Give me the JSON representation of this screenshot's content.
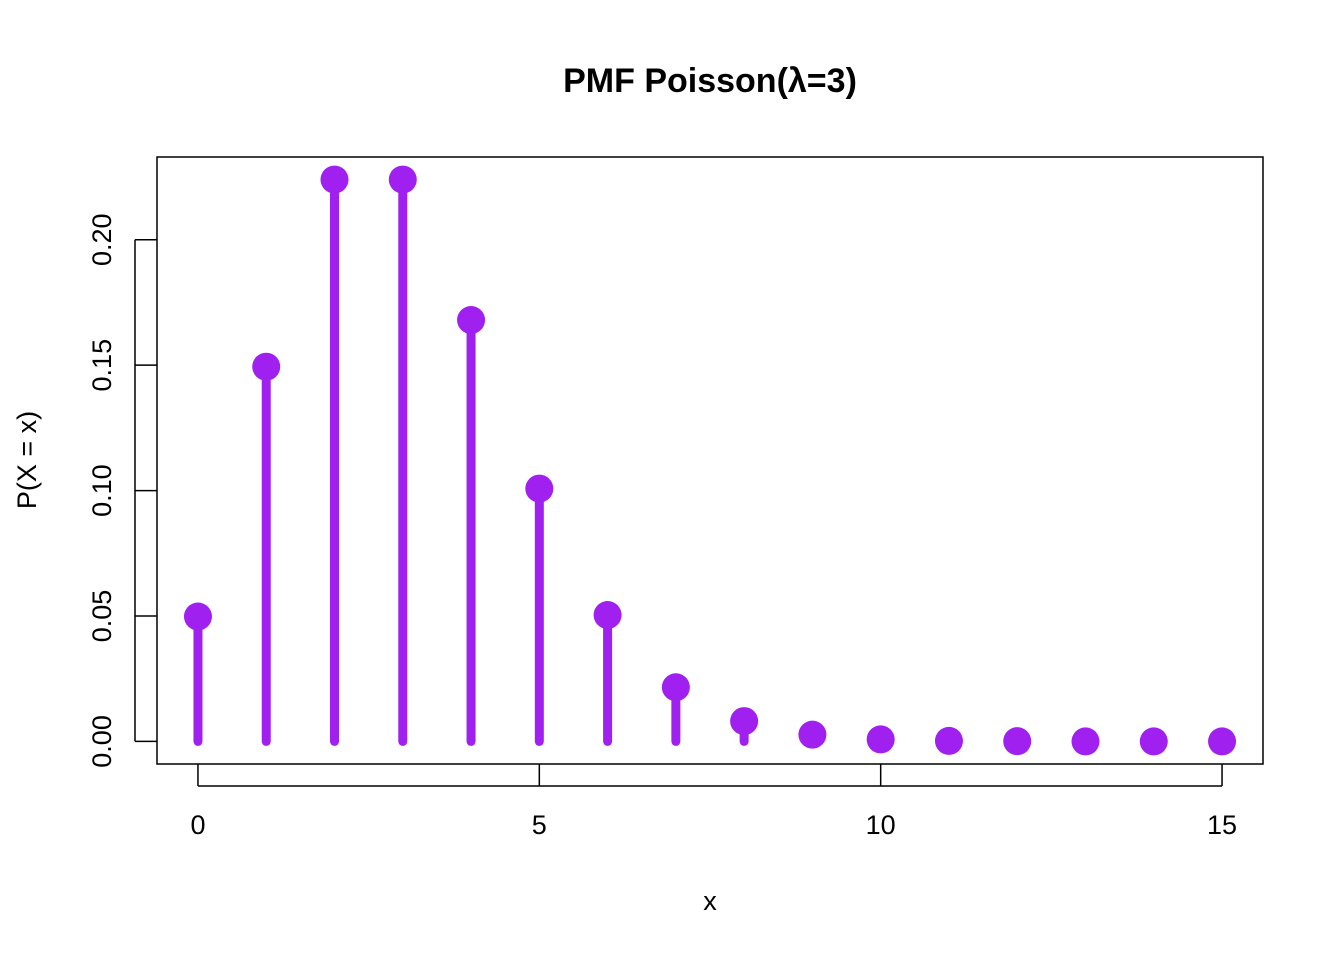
{
  "chart_data": {
    "type": "stem",
    "title": "PMF Poisson(λ=3)",
    "xlabel": "x",
    "ylabel": "P(X = x)",
    "x": [
      0,
      1,
      2,
      3,
      4,
      5,
      6,
      7,
      8,
      9,
      10,
      11,
      12,
      13,
      14,
      15
    ],
    "values": [
      0.0498,
      0.1494,
      0.224,
      0.224,
      0.168,
      0.1008,
      0.0504,
      0.0216,
      0.0081,
      0.0027,
      0.0008,
      0.0002,
      0.0001,
      0.0,
      0.0,
      0.0
    ],
    "x_ticks": [
      "0",
      "5",
      "10",
      "15"
    ],
    "y_ticks": [
      "0.00",
      "0.05",
      "0.10",
      "0.15",
      "0.20"
    ],
    "xlim": [
      -0.6,
      15.6
    ],
    "ylim": [
      -0.009,
      0.233
    ],
    "color": "#A020F0",
    "grid": false,
    "legend": "none"
  }
}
+ + + + +
YOUR INSTRUCTIONS
Restate the whole listing above exactly, except for its images.

RIGHT ANSWER
Give me the JSON representation of this screenshot's content.
{
  "chart_data": {
    "type": "stem",
    "title": "PMF Poisson(λ=3)",
    "xlabel": "x",
    "ylabel": "P(X = x)",
    "x": [
      0,
      1,
      2,
      3,
      4,
      5,
      6,
      7,
      8,
      9,
      10,
      11,
      12,
      13,
      14,
      15
    ],
    "values": [
      0.0498,
      0.1494,
      0.224,
      0.224,
      0.168,
      0.1008,
      0.0504,
      0.0216,
      0.0081,
      0.0027,
      0.0008,
      0.0002,
      0.0001,
      0.0,
      0.0,
      0.0
    ],
    "x_ticks": [
      "0",
      "5",
      "10",
      "15"
    ],
    "y_ticks": [
      "0.00",
      "0.05",
      "0.10",
      "0.15",
      "0.20"
    ],
    "xlim": [
      -0.6,
      15.6
    ],
    "ylim": [
      -0.009,
      0.233
    ],
    "color": "#A020F0",
    "grid": false,
    "legend": "none"
  }
}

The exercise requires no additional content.